--- WORK REQUIRED ---
How many lines in these records hold the string "this"? Reply with the number alone.

--- TASK INPUT ---
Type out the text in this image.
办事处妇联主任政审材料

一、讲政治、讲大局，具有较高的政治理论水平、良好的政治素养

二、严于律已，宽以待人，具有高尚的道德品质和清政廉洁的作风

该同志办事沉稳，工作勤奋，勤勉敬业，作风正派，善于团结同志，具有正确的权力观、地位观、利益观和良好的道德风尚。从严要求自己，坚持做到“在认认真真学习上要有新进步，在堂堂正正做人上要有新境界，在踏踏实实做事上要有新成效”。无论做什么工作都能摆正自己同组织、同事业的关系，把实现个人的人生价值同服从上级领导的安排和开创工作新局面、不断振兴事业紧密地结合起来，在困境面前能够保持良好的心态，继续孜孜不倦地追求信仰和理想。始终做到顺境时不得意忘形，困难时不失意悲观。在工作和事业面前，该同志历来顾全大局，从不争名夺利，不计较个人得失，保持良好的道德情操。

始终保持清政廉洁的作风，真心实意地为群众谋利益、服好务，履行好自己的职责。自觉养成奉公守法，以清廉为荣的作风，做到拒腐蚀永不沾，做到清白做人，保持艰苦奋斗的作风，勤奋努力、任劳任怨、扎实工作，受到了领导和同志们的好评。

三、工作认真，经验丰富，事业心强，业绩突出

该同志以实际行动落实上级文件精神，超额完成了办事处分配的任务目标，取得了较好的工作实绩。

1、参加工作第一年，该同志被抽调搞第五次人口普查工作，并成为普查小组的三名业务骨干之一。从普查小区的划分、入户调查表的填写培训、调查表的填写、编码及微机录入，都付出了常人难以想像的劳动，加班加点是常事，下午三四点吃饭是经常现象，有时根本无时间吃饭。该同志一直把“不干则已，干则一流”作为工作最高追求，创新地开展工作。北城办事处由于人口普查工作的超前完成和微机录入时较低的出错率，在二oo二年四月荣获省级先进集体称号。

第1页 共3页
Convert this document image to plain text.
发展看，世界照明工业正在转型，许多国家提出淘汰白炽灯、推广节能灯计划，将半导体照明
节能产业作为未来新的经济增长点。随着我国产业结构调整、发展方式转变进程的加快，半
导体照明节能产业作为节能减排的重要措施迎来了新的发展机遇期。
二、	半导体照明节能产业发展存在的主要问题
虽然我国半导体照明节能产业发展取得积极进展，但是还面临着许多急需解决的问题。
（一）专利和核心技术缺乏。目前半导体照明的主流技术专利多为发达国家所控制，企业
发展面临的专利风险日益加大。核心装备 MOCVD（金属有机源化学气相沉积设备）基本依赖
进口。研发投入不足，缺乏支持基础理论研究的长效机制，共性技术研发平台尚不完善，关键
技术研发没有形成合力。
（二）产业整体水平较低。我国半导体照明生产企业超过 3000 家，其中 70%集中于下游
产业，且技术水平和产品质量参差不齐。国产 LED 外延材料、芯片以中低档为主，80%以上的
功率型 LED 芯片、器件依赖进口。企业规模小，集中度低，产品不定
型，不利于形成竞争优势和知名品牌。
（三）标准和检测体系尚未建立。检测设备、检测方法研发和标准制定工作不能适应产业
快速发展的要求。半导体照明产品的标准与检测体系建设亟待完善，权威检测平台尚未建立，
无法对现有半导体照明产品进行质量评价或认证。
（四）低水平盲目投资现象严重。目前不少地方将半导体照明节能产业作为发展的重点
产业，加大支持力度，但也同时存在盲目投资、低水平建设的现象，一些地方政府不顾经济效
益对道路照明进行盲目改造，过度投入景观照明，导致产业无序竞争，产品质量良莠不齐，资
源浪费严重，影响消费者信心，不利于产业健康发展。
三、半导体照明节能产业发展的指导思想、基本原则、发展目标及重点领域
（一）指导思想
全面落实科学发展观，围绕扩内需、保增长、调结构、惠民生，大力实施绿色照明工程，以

--- OUTPUT ---
2